## DOCUMENT PASSAGE

I, Alexander Ruiz, agree with our collaborative conclusion. Throughout our discussion, it was clear that the role of noticing responsibilities us to continue to cognitively think about our environments including our peers. Using education and experience as the vehicle for continuous noticing, we must be devoid of any practice of avoidance as it places our education as a tool to act in good faith. While discussing the epigraph in totality as it related to our course work, it was evident that the collaborative nature of this group ensured that we had to be vigilant about the input we may add to one another’s work, almost as if a compromise of thought was expected in order to truly respect the space. A true highlight of this tool existed when discussing Octavia Butler’s Clay’s Ark and its story full of strange harm. Investing in an experience genuinely foreign to all, the internalization of details hits our canvas (minds) uniquely. As themes and anecdotal retellings come to us legitimately alien- we had to ensure the work of overstanding each other was the basis of our noticing. I also acknowledged prior, that for many identities you are expected to notice for your own safety regardless. Before the definition of a condition given by the epigraph, it was something we had to learn and often let it take its course in our lives as a burden. The noticing is the telling of always seeing and understanding that you are always being seen. A double-edged sword that is difficult to grapple with as you attempt to act in good faith- as the fear of nonreciprocal movement is often expected. Reference the trust someone should have when seeking medical aid- now consume that statement with the reality put forth by Harriet Washington’s work- to see is to be critical and pessimistic for some. Even a consistent noticing that never ends in classrooms, halls, or everywhere else you seek to preserve your agency… a disdain that I think has become naturalised exist: The burden of noticing.

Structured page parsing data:
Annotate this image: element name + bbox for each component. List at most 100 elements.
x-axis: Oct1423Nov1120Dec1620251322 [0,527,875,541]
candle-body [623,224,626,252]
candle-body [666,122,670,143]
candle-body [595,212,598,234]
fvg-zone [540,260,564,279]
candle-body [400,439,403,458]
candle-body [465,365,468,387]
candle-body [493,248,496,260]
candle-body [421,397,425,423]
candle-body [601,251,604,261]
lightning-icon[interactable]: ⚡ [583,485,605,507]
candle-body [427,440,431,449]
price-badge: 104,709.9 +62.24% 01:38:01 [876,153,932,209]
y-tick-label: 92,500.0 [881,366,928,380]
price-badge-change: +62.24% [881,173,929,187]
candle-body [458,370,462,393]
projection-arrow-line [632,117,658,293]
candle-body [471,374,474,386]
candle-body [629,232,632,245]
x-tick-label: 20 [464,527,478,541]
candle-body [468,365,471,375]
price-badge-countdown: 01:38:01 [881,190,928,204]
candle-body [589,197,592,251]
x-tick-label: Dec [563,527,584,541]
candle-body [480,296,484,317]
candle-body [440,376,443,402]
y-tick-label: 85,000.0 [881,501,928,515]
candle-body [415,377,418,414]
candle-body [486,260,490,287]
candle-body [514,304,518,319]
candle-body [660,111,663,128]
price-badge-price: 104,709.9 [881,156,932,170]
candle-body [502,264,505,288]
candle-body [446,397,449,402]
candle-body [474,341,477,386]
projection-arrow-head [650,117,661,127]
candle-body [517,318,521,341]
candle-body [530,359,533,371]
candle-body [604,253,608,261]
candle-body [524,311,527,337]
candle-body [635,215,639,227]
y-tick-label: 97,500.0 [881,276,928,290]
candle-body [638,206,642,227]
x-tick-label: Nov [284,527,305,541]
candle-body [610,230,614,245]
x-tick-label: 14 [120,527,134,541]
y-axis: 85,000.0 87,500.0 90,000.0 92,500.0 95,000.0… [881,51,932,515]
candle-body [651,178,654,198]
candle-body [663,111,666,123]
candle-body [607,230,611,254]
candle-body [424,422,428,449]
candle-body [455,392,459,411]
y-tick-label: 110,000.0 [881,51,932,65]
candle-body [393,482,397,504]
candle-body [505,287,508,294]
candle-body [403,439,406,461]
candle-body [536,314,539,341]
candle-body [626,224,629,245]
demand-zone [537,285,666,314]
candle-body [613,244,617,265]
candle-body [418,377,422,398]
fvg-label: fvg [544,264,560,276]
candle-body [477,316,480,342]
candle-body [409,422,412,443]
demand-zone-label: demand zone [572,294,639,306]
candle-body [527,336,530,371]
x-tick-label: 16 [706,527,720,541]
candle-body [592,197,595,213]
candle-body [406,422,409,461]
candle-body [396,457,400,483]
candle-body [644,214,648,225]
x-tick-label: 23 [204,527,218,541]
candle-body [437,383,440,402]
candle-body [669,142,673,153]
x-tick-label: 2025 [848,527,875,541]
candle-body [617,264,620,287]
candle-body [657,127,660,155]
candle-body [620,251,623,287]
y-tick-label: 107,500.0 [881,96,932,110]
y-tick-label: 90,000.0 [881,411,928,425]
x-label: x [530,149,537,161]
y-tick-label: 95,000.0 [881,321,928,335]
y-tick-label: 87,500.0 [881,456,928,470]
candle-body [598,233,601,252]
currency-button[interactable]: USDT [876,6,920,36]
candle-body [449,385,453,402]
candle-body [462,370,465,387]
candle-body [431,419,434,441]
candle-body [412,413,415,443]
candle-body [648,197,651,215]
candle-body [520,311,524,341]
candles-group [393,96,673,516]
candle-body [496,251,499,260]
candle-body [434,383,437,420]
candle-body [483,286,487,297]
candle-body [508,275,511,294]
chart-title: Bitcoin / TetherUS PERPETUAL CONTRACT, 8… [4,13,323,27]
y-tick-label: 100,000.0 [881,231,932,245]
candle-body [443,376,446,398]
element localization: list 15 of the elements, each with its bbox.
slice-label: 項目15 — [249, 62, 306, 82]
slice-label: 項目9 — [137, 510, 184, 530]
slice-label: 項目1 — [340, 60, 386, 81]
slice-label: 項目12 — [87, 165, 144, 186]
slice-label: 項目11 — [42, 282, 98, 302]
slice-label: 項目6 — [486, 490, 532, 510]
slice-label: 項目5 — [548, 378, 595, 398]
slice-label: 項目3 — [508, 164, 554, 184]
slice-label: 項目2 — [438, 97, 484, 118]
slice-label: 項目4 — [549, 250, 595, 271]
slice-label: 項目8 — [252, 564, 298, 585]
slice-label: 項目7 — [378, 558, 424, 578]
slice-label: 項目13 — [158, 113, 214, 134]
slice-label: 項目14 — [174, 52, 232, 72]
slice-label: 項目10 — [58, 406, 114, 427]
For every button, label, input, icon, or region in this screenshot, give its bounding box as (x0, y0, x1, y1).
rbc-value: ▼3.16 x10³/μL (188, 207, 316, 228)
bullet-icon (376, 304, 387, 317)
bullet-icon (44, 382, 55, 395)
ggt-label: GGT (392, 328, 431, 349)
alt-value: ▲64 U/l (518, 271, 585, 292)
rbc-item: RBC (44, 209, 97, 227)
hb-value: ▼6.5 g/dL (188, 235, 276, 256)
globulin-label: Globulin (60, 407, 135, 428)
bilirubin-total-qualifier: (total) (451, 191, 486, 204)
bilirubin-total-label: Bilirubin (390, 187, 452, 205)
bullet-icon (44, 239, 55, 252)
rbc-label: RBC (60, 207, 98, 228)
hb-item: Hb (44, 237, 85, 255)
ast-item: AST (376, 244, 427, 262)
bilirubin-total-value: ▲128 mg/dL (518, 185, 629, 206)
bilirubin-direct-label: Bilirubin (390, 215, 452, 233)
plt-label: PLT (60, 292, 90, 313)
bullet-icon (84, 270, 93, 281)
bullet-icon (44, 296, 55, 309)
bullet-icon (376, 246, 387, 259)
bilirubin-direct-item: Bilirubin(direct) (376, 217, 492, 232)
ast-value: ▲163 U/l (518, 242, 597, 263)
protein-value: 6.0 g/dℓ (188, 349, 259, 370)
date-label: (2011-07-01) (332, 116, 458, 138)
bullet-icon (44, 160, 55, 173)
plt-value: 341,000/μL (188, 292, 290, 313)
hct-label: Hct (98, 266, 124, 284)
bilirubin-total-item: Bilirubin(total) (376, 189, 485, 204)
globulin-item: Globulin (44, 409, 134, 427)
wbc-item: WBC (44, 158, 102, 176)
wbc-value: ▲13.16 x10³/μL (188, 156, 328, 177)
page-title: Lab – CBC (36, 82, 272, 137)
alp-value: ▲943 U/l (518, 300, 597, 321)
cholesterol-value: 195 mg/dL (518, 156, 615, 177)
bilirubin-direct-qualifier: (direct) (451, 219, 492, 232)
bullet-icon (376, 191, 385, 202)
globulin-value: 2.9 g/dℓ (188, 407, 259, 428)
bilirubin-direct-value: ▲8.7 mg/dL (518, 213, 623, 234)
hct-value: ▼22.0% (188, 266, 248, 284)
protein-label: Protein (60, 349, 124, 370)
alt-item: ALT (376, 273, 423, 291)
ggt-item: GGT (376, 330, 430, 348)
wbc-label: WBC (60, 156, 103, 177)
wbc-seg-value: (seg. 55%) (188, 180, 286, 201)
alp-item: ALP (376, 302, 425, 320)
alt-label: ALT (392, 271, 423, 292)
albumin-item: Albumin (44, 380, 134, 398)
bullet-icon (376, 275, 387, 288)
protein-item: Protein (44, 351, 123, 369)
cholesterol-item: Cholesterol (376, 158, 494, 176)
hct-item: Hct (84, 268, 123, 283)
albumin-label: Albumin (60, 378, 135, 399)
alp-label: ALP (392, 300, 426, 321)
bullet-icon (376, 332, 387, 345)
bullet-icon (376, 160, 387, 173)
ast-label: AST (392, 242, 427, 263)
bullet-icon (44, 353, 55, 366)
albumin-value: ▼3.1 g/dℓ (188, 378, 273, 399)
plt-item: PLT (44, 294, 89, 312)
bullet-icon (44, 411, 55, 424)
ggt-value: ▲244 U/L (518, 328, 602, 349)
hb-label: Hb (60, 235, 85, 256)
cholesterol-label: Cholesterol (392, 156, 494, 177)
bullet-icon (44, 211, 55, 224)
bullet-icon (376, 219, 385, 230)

## EXERCISE
Write the next paragraph of the reflection on the burden of noticing, picking up after its final sentence.

## WRITTEN ANSWER
I, Luis Carrillo Rubio, agree with multiple of the conclusions that our group has come to. Noticing is essential when it comes to literature, and most importantly the world around us. “Home” by Toni Morrison is a great example of the extreme danger of not noticing. Cee being in the doctor’s office and not “noticing” that the books on the shelf were an indication for her to try and get out of that place. However, this does bring an excellent point to the forefront. That being that noticing with ignorance is futile. Cee saw the books in the doctor’s office, but she didn’t realize those books contained extremely racist undertones and she should not be there. This just goes to show that noticing is not the only thing that is needed, what is needed is also the knowledge to notice the “correct way.” And I don’t say noticing the correct way as if there is some form or right or wrong way to look at the world, but rather noticing while having prior knowledge and making an informed decision. This again, comes back to Cee and how Cee’s sheltered life was their downfall. One great thing that Dr. McCoy does is that they try not to maintain this sort of sheltered life. Dr. McCoy constantly throws us out and gives us the knowledge to learn by ourselves. It is only after receiving this knowledge that she begins a conversation with the class, not directing the conversation in any particular way but always making sure that viewpoints within the class are well informed. This class is a valuable lesson on not only noticing but also noticing the “correct way” and acting on what we notice making sure that nothing is ever thrown by the wayside.